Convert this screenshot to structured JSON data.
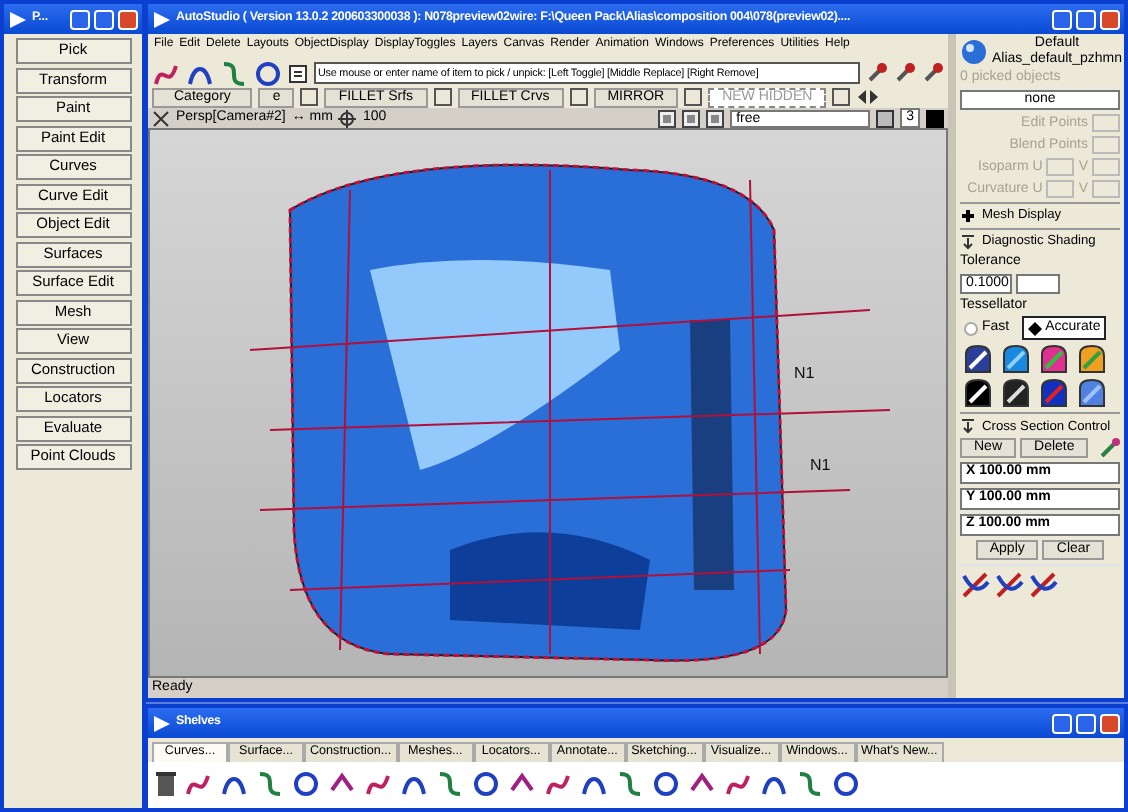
{
  "palette": {
    "title": "P...",
    "buttons": [
      "Pick",
      "Transform",
      "Paint",
      "Paint Edit",
      "Curves",
      "Curve Edit",
      "Object Edit",
      "Surfaces",
      "Surface Edit",
      "Mesh",
      "View",
      "Construction",
      "Locators",
      "Evaluate",
      "Point Clouds"
    ]
  },
  "main": {
    "title": "AutoStudio ( Version 13.0.2  200603300038 ): N078preview02wire: F:\\Queen Pack\\Alias\\composition 004\\078(preview02)....",
    "menu": [
      "File",
      "Edit",
      "Delete",
      "Layouts",
      "ObjectDisplay",
      "DisplayToggles",
      "Layers",
      "Canvas",
      "Render",
      "Animation",
      "Windows",
      "Preferences",
      "Utilities",
      "Help"
    ],
    "prompt": {
      "value": "Use mouse or enter name of item to pick / unpick: [Left Toggle] [Middle Replace] [Right Remove]"
    },
    "shelf_bar": {
      "category": "Category",
      "items": [
        {
          "label": "e",
          "kind": "plain",
          "checked": false
        },
        {
          "label": "FILLET Srfs",
          "kind": "plain",
          "checked": false
        },
        {
          "label": "FILLET Crvs",
          "kind": "plain",
          "checked": false
        },
        {
          "label": "MIRROR",
          "kind": "plain",
          "checked": false
        },
        {
          "label": "NEW HIDDEN",
          "kind": "dashed",
          "checked": false
        }
      ]
    },
    "viewport": {
      "camera": "Persp[Camera#2]",
      "units": "↔ mm",
      "scale": "100",
      "mode": "free",
      "count": "3",
      "labels": [
        "N1",
        "N1"
      ]
    },
    "status": "Ready"
  },
  "control_panel": {
    "layer": "Default",
    "shader": "Alias_default_pzhmn",
    "picked": "0 picked objects",
    "selection": "none",
    "fields": [
      {
        "label": "Edit Points",
        "kind": "single",
        "disabled": true
      },
      {
        "label": "Blend Points",
        "kind": "single",
        "disabled": true
      },
      {
        "label": "Isoparm U",
        "second": "V",
        "kind": "pair",
        "disabled": true
      },
      {
        "label": "Curvature U",
        "second": "V",
        "kind": "pair",
        "disabled": true
      }
    ],
    "mesh_display": {
      "title": "Mesh Display",
      "expanded": false
    },
    "diagnostic": {
      "title": "Diagnostic Shading",
      "expanded": true,
      "tolerance_label": "Tolerance",
      "tolerance": "0.1000",
      "tessellator_label": "Tessellator",
      "options": [
        {
          "label": "Fast",
          "selected": false
        },
        {
          "label": "Accurate",
          "selected": true
        }
      ]
    },
    "cross_section": {
      "title": "Cross Section Control",
      "expanded": true,
      "new": "New",
      "delete": "Delete",
      "rows": [
        "X 100.00 mm",
        "Y 100.00 mm",
        "Z 100.00 mm"
      ],
      "apply": "Apply",
      "clear": "Clear"
    }
  },
  "shelves": {
    "title": "Shelves",
    "tabs": [
      {
        "label": "Curves...",
        "selected": true
      },
      {
        "label": "Surface...",
        "selected": false
      },
      {
        "label": "Construction...",
        "selected": false
      },
      {
        "label": "Meshes...",
        "selected": false
      },
      {
        "label": "Locators...",
        "selected": false
      },
      {
        "label": "Annotate...",
        "selected": false
      },
      {
        "label": "Sketching...",
        "selected": false
      },
      {
        "label": "Visualize...",
        "selected": false
      },
      {
        "label": "Windows...",
        "selected": false
      },
      {
        "label": "What's New...",
        "selected": false
      }
    ]
  }
}
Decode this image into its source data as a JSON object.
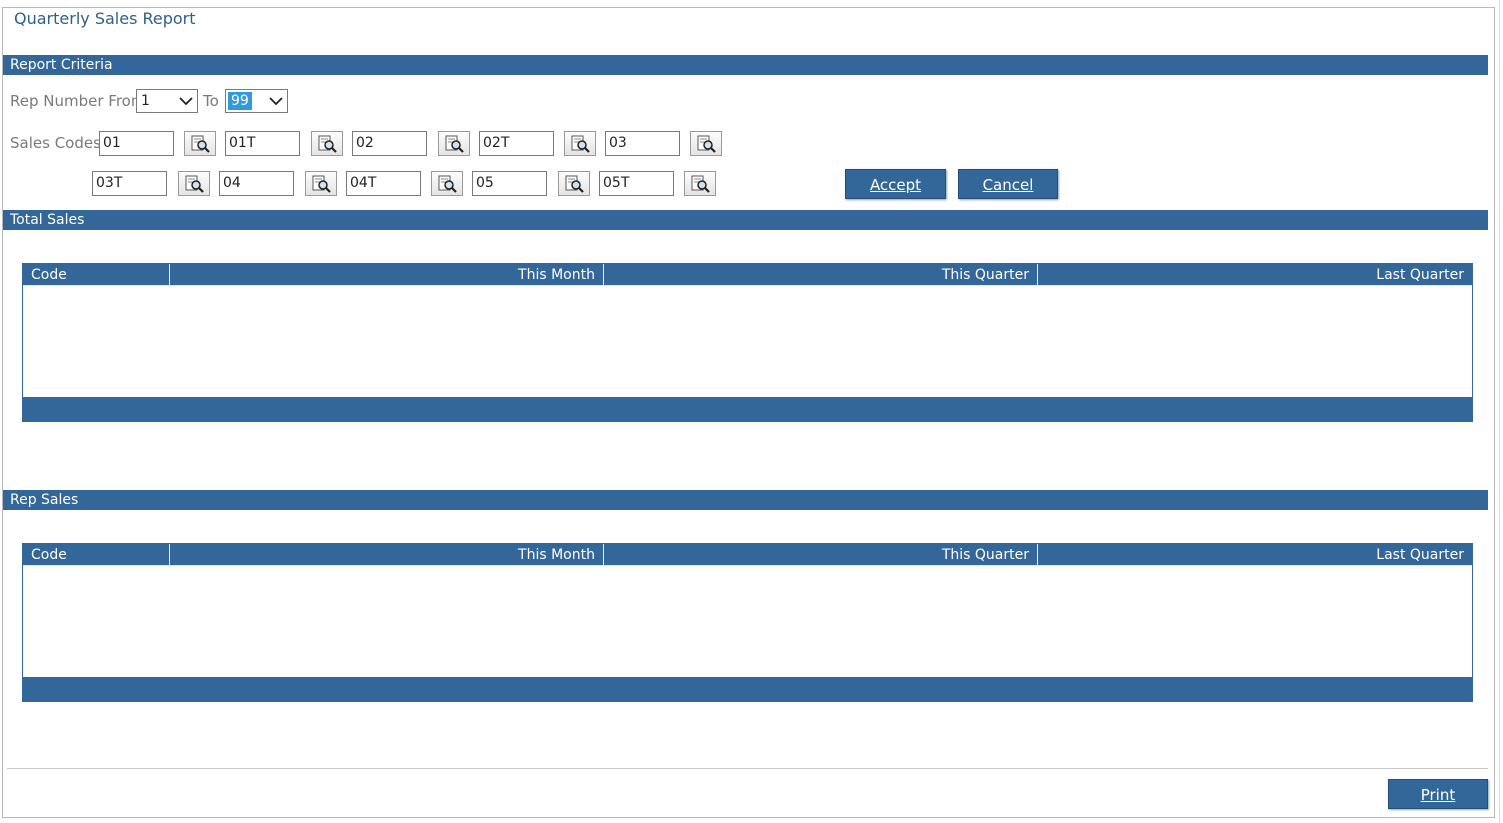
{
  "page": {
    "title": "Quarterly Sales Report"
  },
  "criteria": {
    "section_label": "Report Criteria",
    "rep_from_label": "Rep Number From",
    "rep_from_value": "1",
    "rep_to_label": "To",
    "rep_to_value": "99",
    "sales_codes_label": "Sales Codes",
    "codes_row1": [
      "01",
      "01T",
      "02",
      "02T",
      "03"
    ],
    "codes_row2": [
      "03T",
      "04",
      "04T",
      "05",
      "05T"
    ],
    "accept_label": "Accept",
    "cancel_label": "Cancel"
  },
  "total_sales": {
    "section_label": "Total Sales",
    "columns": [
      "Code",
      "This Month",
      "This Quarter",
      "Last Quarter"
    ],
    "rows": []
  },
  "rep_sales": {
    "section_label": "Rep Sales",
    "columns": [
      "Code",
      "This Month",
      "This Quarter",
      "Last Quarter"
    ],
    "rows": []
  },
  "footer": {
    "print_label": "Print"
  },
  "colors": {
    "accent": "#336699",
    "title": "#2f5f8a",
    "selection": "#3399dd"
  },
  "icons": {
    "lookup": "magnifier-document-icon",
    "dropdown": "chevron-down-icon"
  }
}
* * *
Pull every line containing the word "data" out of the entries above.

Convert this screenshot to structured JSON data.
Decode this image into its source data as a JSON object.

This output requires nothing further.